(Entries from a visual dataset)
◇ ◇ ◇ ◇

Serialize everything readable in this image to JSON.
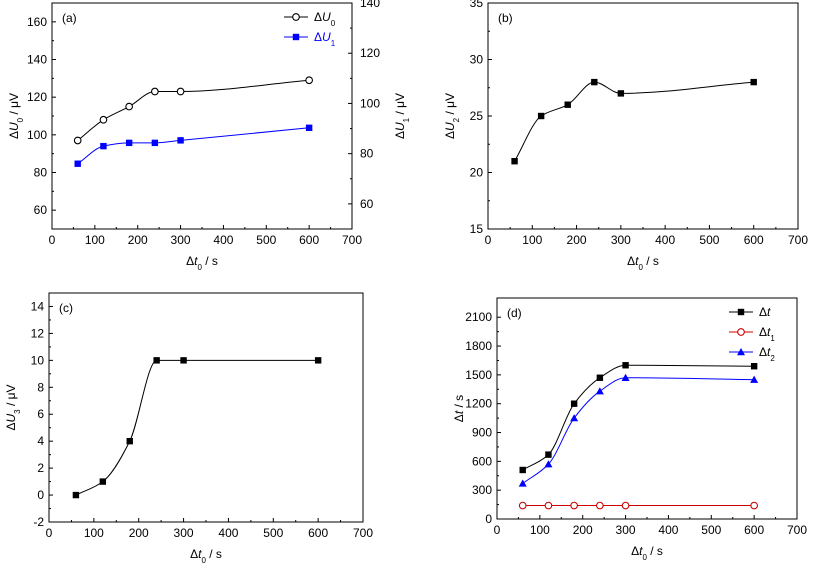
{
  "chart_data": [
    {
      "id": "a",
      "type": "line",
      "panel_label": "(a)",
      "xlabel": "Δt0 / s",
      "ylabel": "ΔU0 / μV",
      "y2label": "ΔU1 / μV",
      "xlim": [
        0,
        700
      ],
      "xticks": [
        0,
        100,
        200,
        300,
        400,
        500,
        600,
        700
      ],
      "ylim": [
        50,
        170
      ],
      "yticks": [
        60,
        80,
        100,
        120,
        140,
        160
      ],
      "y2lim": [
        50,
        140
      ],
      "y2ticks": [
        60,
        80,
        100,
        120,
        140
      ],
      "y2color": "#0000ff",
      "legend": {
        "position": "top-right",
        "entries": [
          "ΔU0",
          "ΔU1"
        ]
      },
      "series": [
        {
          "name": "ΔU0",
          "axis": "left",
          "marker": "circle-open",
          "color": "#000000",
          "x": [
            60,
            120,
            180,
            240,
            300,
            600
          ],
          "values": [
            97,
            108,
            115,
            123,
            123,
            129
          ]
        },
        {
          "name": "ΔU1",
          "axis": "right",
          "marker": "square",
          "color": "#0000ff",
          "x": [
            60,
            120,
            180,
            240,
            300,
            600
          ],
          "values": [
            76,
            83,
            84.3,
            84.3,
            85.3,
            90.3
          ]
        }
      ]
    },
    {
      "id": "b",
      "type": "line",
      "panel_label": "(b)",
      "xlabel": "Δt0 / s",
      "ylabel": "ΔU2 / μV",
      "xlim": [
        0,
        700
      ],
      "xticks": [
        0,
        100,
        200,
        300,
        400,
        500,
        600,
        700
      ],
      "ylim": [
        15,
        35
      ],
      "yticks": [
        15,
        20,
        25,
        30,
        35
      ],
      "series": [
        {
          "name": "ΔU2",
          "marker": "square",
          "color": "#000000",
          "x": [
            60,
            120,
            180,
            240,
            300,
            600
          ],
          "values": [
            21,
            25,
            26,
            28,
            27,
            28
          ]
        }
      ]
    },
    {
      "id": "c",
      "type": "line",
      "panel_label": "(c)",
      "xlabel": "Δt0 / s",
      "ylabel": "ΔU3 / μV",
      "xlim": [
        0,
        700
      ],
      "xticks": [
        0,
        100,
        200,
        300,
        400,
        500,
        600,
        700
      ],
      "ylim": [
        -2,
        15
      ],
      "yticks": [
        -2,
        0,
        2,
        4,
        6,
        8,
        10,
        12,
        14
      ],
      "series": [
        {
          "name": "ΔU3",
          "marker": "square",
          "color": "#000000",
          "x": [
            60,
            120,
            180,
            240,
            300,
            600
          ],
          "values": [
            0,
            1,
            4,
            10,
            10,
            10
          ]
        }
      ]
    },
    {
      "id": "d",
      "type": "line",
      "panel_label": "(d)",
      "xlabel": "Δt0 / s",
      "ylabel": "Δt / s",
      "xlim": [
        0,
        700
      ],
      "xticks": [
        0,
        100,
        200,
        300,
        400,
        500,
        600,
        700
      ],
      "ylim": [
        0,
        2300
      ],
      "yticks": [
        0,
        300,
        600,
        900,
        1200,
        1500,
        1800,
        2100
      ],
      "legend": {
        "position": "top-right",
        "entries": [
          "Δt",
          "Δt1",
          "Δt2"
        ]
      },
      "series": [
        {
          "name": "Δt",
          "marker": "square",
          "color": "#000000",
          "x": [
            60,
            120,
            180,
            240,
            300,
            600
          ],
          "values": [
            510,
            670,
            1200,
            1470,
            1600,
            1590
          ]
        },
        {
          "name": "Δt1",
          "marker": "circle-open",
          "color": "#cc0000",
          "x": [
            60,
            120,
            180,
            240,
            300,
            600
          ],
          "values": [
            140,
            140,
            140,
            140,
            140,
            140
          ]
        },
        {
          "name": "Δt2",
          "marker": "triangle",
          "color": "#0000ff",
          "x": [
            60,
            120,
            180,
            240,
            300,
            600
          ],
          "values": [
            370,
            570,
            1050,
            1330,
            1470,
            1450
          ]
        }
      ]
    }
  ]
}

◇ ◇ ◇ ◇

Objective — Your copy should match the entries exactly, minus the pictures.

Exercise output —
Serialize everything readable in this image to JSON.
{
  "chart_data": [
    {
      "id": "a",
      "type": "line",
      "panel_label": "(a)",
      "xlabel": "Δt0 / s",
      "ylabel": "ΔU0 / μV",
      "y2label": "ΔU1 / μV",
      "xlim": [
        0,
        700
      ],
      "xticks": [
        0,
        100,
        200,
        300,
        400,
        500,
        600,
        700
      ],
      "ylim": [
        50,
        170
      ],
      "yticks": [
        60,
        80,
        100,
        120,
        140,
        160
      ],
      "y2lim": [
        50,
        140
      ],
      "y2ticks": [
        60,
        80,
        100,
        120,
        140
      ],
      "y2color": "#0000ff",
      "legend": {
        "position": "top-right",
        "entries": [
          "ΔU0",
          "ΔU1"
        ]
      },
      "series": [
        {
          "name": "ΔU0",
          "axis": "left",
          "marker": "circle-open",
          "color": "#000000",
          "x": [
            60,
            120,
            180,
            240,
            300,
            600
          ],
          "values": [
            97,
            108,
            115,
            123,
            123,
            129
          ]
        },
        {
          "name": "ΔU1",
          "axis": "right",
          "marker": "square",
          "color": "#0000ff",
          "x": [
            60,
            120,
            180,
            240,
            300,
            600
          ],
          "values": [
            76,
            83,
            84.3,
            84.3,
            85.3,
            90.3
          ]
        }
      ]
    },
    {
      "id": "b",
      "type": "line",
      "panel_label": "(b)",
      "xlabel": "Δt0 / s",
      "ylabel": "ΔU2 / μV",
      "xlim": [
        0,
        700
      ],
      "xticks": [
        0,
        100,
        200,
        300,
        400,
        500,
        600,
        700
      ],
      "ylim": [
        15,
        35
      ],
      "yticks": [
        15,
        20,
        25,
        30,
        35
      ],
      "series": [
        {
          "name": "ΔU2",
          "marker": "square",
          "color": "#000000",
          "x": [
            60,
            120,
            180,
            240,
            300,
            600
          ],
          "values": [
            21,
            25,
            26,
            28,
            27,
            28
          ]
        }
      ]
    },
    {
      "id": "c",
      "type": "line",
      "panel_label": "(c)",
      "xlabel": "Δt0 / s",
      "ylabel": "ΔU3 / μV",
      "xlim": [
        0,
        700
      ],
      "xticks": [
        0,
        100,
        200,
        300,
        400,
        500,
        600,
        700
      ],
      "ylim": [
        -2,
        15
      ],
      "yticks": [
        -2,
        0,
        2,
        4,
        6,
        8,
        10,
        12,
        14
      ],
      "series": [
        {
          "name": "ΔU3",
          "marker": "square",
          "color": "#000000",
          "x": [
            60,
            120,
            180,
            240,
            300,
            600
          ],
          "values": [
            0,
            1,
            4,
            10,
            10,
            10
          ]
        }
      ]
    },
    {
      "id": "d",
      "type": "line",
      "panel_label": "(d)",
      "xlabel": "Δt0 / s",
      "ylabel": "Δt / s",
      "xlim": [
        0,
        700
      ],
      "xticks": [
        0,
        100,
        200,
        300,
        400,
        500,
        600,
        700
      ],
      "ylim": [
        0,
        2300
      ],
      "yticks": [
        0,
        300,
        600,
        900,
        1200,
        1500,
        1800,
        2100
      ],
      "legend": {
        "position": "top-right",
        "entries": [
          "Δt",
          "Δt1",
          "Δt2"
        ]
      },
      "series": [
        {
          "name": "Δt",
          "marker": "square",
          "color": "#000000",
          "x": [
            60,
            120,
            180,
            240,
            300,
            600
          ],
          "values": [
            510,
            670,
            1200,
            1470,
            1600,
            1590
          ]
        },
        {
          "name": "Δt1",
          "marker": "circle-open",
          "color": "#cc0000",
          "x": [
            60,
            120,
            180,
            240,
            300,
            600
          ],
          "values": [
            140,
            140,
            140,
            140,
            140,
            140
          ]
        },
        {
          "name": "Δt2",
          "marker": "triangle",
          "color": "#0000ff",
          "x": [
            60,
            120,
            180,
            240,
            300,
            600
          ],
          "values": [
            370,
            570,
            1050,
            1330,
            1470,
            1450
          ]
        }
      ]
    }
  ]
}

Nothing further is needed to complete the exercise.